● **Task to carry out**
Among the records that follow, count the lines with the string "Adoption"; report only that count.

● **Provided records**

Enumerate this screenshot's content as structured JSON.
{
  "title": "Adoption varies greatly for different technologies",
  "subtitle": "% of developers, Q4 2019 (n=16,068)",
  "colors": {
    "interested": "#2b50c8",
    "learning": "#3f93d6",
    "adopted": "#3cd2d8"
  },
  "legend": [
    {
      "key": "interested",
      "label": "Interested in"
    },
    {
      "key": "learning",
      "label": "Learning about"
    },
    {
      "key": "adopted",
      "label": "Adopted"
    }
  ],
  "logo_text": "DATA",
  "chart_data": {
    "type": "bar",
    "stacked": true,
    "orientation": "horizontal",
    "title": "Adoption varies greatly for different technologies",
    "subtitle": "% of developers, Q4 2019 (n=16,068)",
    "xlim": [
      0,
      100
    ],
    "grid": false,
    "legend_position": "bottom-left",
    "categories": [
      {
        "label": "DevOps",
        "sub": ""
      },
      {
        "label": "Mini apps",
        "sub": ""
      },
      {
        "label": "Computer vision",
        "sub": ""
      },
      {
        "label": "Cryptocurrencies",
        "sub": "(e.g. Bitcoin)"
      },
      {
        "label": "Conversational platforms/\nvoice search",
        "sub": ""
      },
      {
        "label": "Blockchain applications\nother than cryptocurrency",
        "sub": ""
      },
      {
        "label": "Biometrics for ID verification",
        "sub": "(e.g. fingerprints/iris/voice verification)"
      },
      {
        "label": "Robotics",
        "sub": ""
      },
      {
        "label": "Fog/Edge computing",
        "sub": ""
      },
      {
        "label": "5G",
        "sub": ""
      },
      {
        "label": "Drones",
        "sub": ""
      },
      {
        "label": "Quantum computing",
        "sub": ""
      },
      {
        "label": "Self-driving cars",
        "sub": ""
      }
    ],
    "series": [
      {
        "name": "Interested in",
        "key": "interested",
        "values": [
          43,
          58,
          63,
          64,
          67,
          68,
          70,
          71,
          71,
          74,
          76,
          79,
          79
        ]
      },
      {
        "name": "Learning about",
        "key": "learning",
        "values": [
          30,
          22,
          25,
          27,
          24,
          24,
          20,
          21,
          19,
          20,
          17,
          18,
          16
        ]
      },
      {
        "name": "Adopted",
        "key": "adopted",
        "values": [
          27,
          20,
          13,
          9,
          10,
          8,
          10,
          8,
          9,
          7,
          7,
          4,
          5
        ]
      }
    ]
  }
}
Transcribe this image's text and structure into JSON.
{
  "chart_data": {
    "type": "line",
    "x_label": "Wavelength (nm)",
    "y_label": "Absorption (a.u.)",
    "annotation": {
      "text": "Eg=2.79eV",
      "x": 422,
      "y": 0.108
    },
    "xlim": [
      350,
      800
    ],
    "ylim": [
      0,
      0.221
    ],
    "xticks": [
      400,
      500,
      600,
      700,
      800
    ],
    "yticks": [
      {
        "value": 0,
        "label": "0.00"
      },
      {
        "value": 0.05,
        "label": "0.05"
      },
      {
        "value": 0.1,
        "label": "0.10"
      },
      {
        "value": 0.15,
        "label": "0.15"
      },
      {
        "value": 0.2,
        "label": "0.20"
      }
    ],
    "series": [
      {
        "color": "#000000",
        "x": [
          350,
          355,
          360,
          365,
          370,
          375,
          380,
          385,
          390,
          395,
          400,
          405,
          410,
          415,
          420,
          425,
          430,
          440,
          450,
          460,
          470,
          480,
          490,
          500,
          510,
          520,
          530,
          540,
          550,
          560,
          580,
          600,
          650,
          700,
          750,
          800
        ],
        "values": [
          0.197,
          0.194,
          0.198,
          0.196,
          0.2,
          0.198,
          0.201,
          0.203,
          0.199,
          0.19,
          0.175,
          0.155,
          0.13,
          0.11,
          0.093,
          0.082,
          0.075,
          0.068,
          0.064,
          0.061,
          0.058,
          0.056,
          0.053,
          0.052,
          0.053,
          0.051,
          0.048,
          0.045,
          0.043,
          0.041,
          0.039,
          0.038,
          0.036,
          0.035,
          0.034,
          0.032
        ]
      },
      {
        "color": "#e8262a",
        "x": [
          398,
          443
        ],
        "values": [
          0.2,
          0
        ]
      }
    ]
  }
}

● **The solution**
2